(Saved data entries)
————

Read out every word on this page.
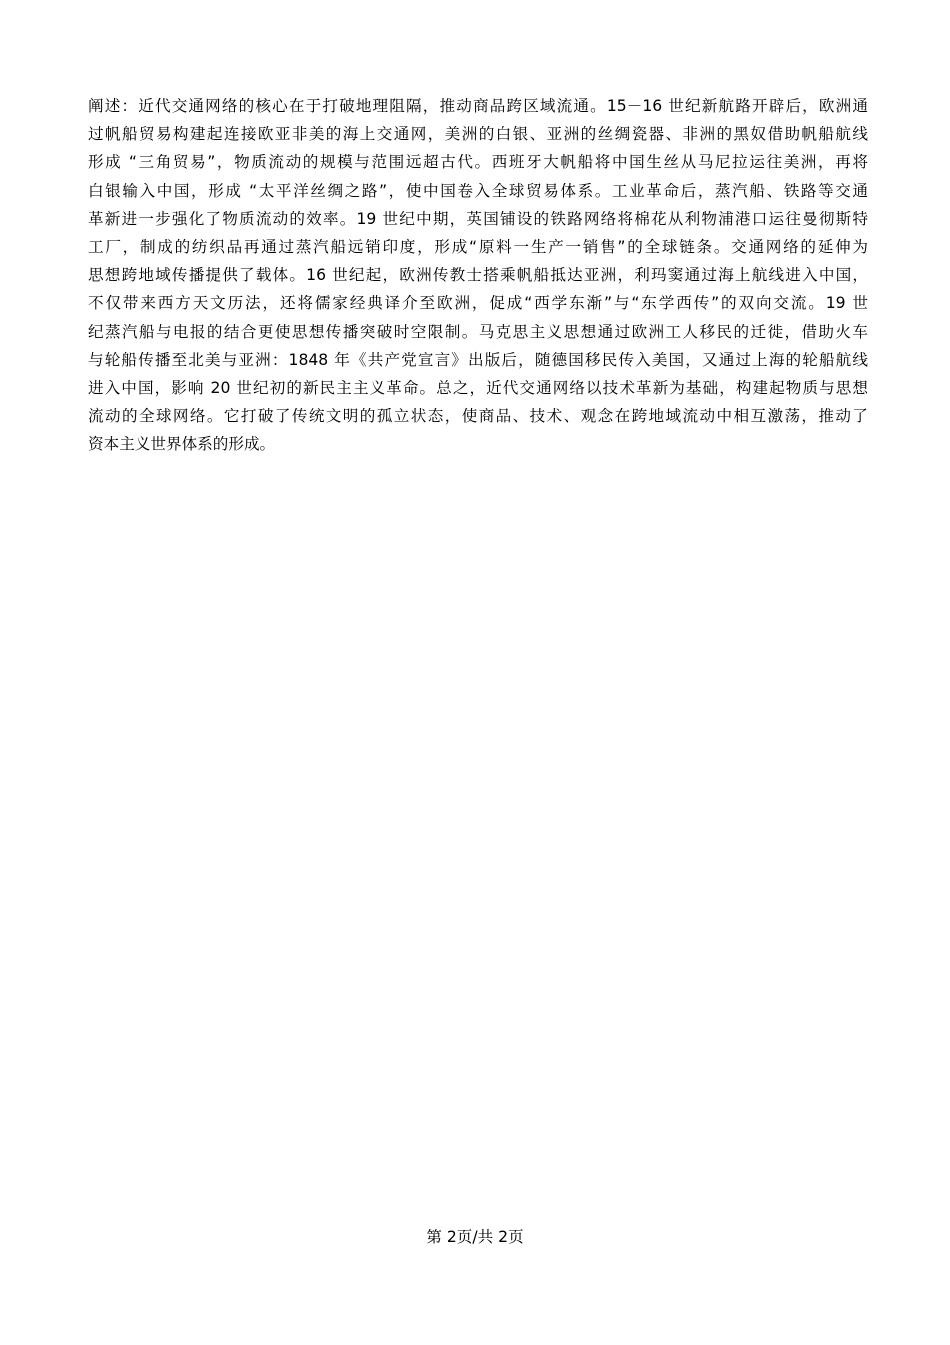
阐述：近代交通网络的核心在于打破地理阻隔，推动商品跨区域流通。15－16 世纪新航路开辟后，欧洲通
过帆船贸易构建起连接欧亚非美的海上交通网，美洲的白银、亚洲的丝绸瓷器、非洲的黑奴借助帆船航线
形成 “三角贸易”，物质流动的规模与范围远超古代。西班牙大帆船将中国生丝从马尼拉运往美洲，再将
白银输入中国，形成 “太平洋丝绸之路”，使中国卷入全球贸易体系。工业革命后，蒸汽船、铁路等交通
革新进一步强化了物质流动的效率。19 世纪中期，英国铺设的铁路网络将棉花从利物浦港口运往曼彻斯特
工厂，制成的纺织品再通过蒸汽船远销印度，形成“原料一生产一销售”的全球链条。交通网络的延伸为
思想跨地域传播提供了载体。16 世纪起，欧洲传教士搭乘帆船抵达亚洲，利玛窦通过海上航线进入中国，
不仅带来西方天文历法，还将儒家经典译介至欧洲，促成“西学东渐”与“东学西传”的双向交流。19 世
纪蒸汽船与电报的结合更使思想传播突破时空限制。马克思主义思想通过欧洲工人移民的迁徙，借助火车
与轮船传播至北美与亚洲：1848 年《共产党宣言》出版后，随德国移民传入美国，又通过上海的轮船航线
进入中国，影响 20 世纪初的新民主主义革命。总之，近代交通网络以技术革新为基础，构建起物质与思想
流动的全球网络。它打破了传统文明的孤立状态，使商品、技术、观念在跨地域流动中相互激荡，推动了
资本主义世界体系的形成。
第 2页/共 2页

————

TASK:
Exclude every picture and copy the remaining data exactly.

TASK RESULT:
Read out every word on this page.
阐述：近代交通网络的核心在于打破地理阻隔，推动商品跨区域流通。15－16 世纪新航路开辟后，欧洲通
过帆船贸易构建起连接欧亚非美的海上交通网，美洲的白银、亚洲的丝绸瓷器、非洲的黑奴借助帆船航线
形成 “三角贸易”，物质流动的规模与范围远超古代。西班牙大帆船将中国生丝从马尼拉运往美洲，再将
白银输入中国，形成 “太平洋丝绸之路”，使中国卷入全球贸易体系。工业革命后，蒸汽船、铁路等交通
革新进一步强化了物质流动的效率。19 世纪中期，英国铺设的铁路网络将棉花从利物浦港口运往曼彻斯特
工厂，制成的纺织品再通过蒸汽船远销印度，形成“原料一生产一销售”的全球链条。交通网络的延伸为
思想跨地域传播提供了载体。16 世纪起，欧洲传教士搭乘帆船抵达亚洲，利玛窦通过海上航线进入中国，
不仅带来西方天文历法，还将儒家经典译介至欧洲，促成“西学东渐”与“东学西传”的双向交流。19 世
纪蒸汽船与电报的结合更使思想传播突破时空限制。马克思主义思想通过欧洲工人移民的迁徙，借助火车
与轮船传播至北美与亚洲：1848 年《共产党宣言》出版后，随德国移民传入美国，又通过上海的轮船航线
进入中国，影响 20 世纪初的新民主主义革命。总之，近代交通网络以技术革新为基础，构建起物质与思想
流动的全球网络。它打破了传统文明的孤立状态，使商品、技术、观念在跨地域流动中相互激荡，推动了
资本主义世界体系的形成。
第 2页/共 2页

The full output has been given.